• _WRITTEN REQUEST_:
Exactly as written, please set down all of the entries again, with no pictures.

☆ ☆ ☆ ☆

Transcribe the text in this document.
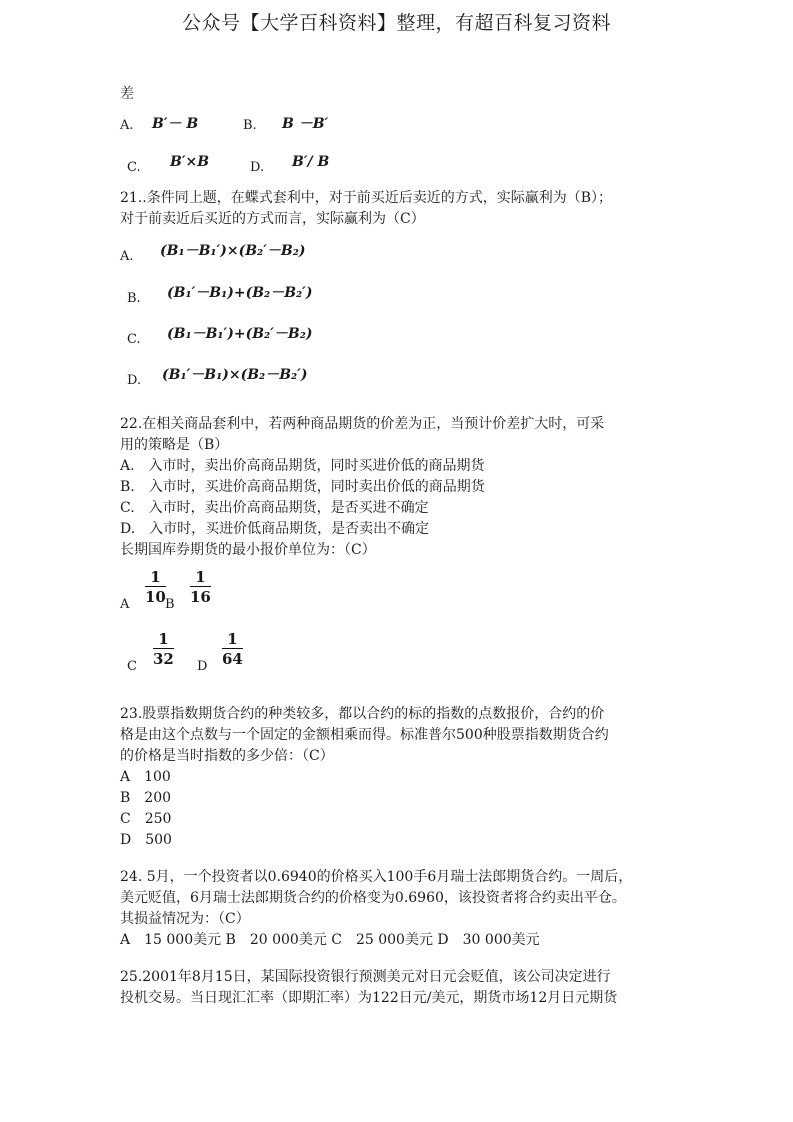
公众号【大学百科资料】整理，有超百科复习资料
差
A. B′－ B	B. B －B′
C. B′×B	D. B′/ B
21..条件同上题，在蝶式套利中，对于前买近后卖近的方式，实际赢利为（B）；
对于前卖近后买近的方式而言，实际赢利为（C）
A. (B₁－B₁′)×(B₂′－B₂)
B. (B₁′－B₁)+(B₂－B₂′)
C. (B₁－B₁′)+(B₂′－B₂)
D. (B₁′－B₁)×(B₂－B₂′)
22.在相关商品套利中，若两种商品期货的价差为正，当预计价差扩大时，可采
用的策略是（B）
A.　入市时，卖出价高商品期货，同时买进价低的商品期货
B.　入市时，买进价高商品期货，同时卖出价低的商品期货
C.　入市时，卖出价高商品期货，是否买进不确定
D.　入市时，买进价低商品期货，是否卖出不确定
长期国库券期货的最小报价单位为：（C）
A
1
10 B
1
16
C
1
32 D
1
64
23.股票指数期货合约的种类较多，都以合约的标的指数的点数报价，合约的价
格是由这个点数与一个固定的金额相乘而得。标准普尔500种股票指数期货合约
的价格是当时指数的多少倍：（C）
A　100
B　200
C　250
D　500
24. 5月，一个投资者以0.6940的价格买入100手6月瑞士法郎期货合约。一周后，
美元贬值，6月瑞士法郎期货合约的价格变为0.6960，该投资者将合约卖出平仓。
其损益情况为：（C）
A　15 000美元 B　20 000美元 C　25 000美元 D　30 000美元
25.2001年8月15日，某国际投资银行预测美元对日元会贬值，该公司决定进行
投机交易。当日现汇汇率（即期汇率）为122日元/美元，期货市场12月日元期货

☆ ☆ ☆ ☆

• _REPLY_:
Transcribe the text in this document.
公众号【大学百科资料】整理，有超百科复习资料
差
A. B′－ B	B. B －B′
C. B′×B	D. B′/ B
21..条件同上题，在蝶式套利中，对于前买近后卖近的方式，实际赢利为（B）；
对于前卖近后买近的方式而言，实际赢利为（C）
A. (B₁－B₁′)×(B₂′－B₂)
B. (B₁′－B₁)+(B₂－B₂′)
C. (B₁－B₁′)+(B₂′－B₂)
D. (B₁′－B₁)×(B₂－B₂′)
22.在相关商品套利中，若两种商品期货的价差为正，当预计价差扩大时，可采
用的策略是（B）
A.　入市时，卖出价高商品期货，同时买进价低的商品期货
B.　入市时，买进价高商品期货，同时卖出价低的商品期货
C.　入市时，卖出价高商品期货，是否买进不确定
D.　入市时，买进价低商品期货，是否卖出不确定
长期国库券期货的最小报价单位为：（C）
A
1
10 B
1
16
C
1
32 D
1
64
23.股票指数期货合约的种类较多，都以合约的标的指数的点数报价，合约的价
格是由这个点数与一个固定的金额相乘而得。标准普尔500种股票指数期货合约
的价格是当时指数的多少倍：（C）
A　100
B　200
C　250
D　500
24. 5月，一个投资者以0.6940的价格买入100手6月瑞士法郎期货合约。一周后，
美元贬值，6月瑞士法郎期货合约的价格变为0.6960，该投资者将合约卖出平仓。
其损益情况为：（C）
A　15 000美元 B　20 000美元 C　25 000美元 D　30 000美元
25.2001年8月15日，某国际投资银行预测美元对日元会贬值，该公司决定进行
投机交易。当日现汇汇率（即期汇率）为122日元/美元，期货市场12月日元期货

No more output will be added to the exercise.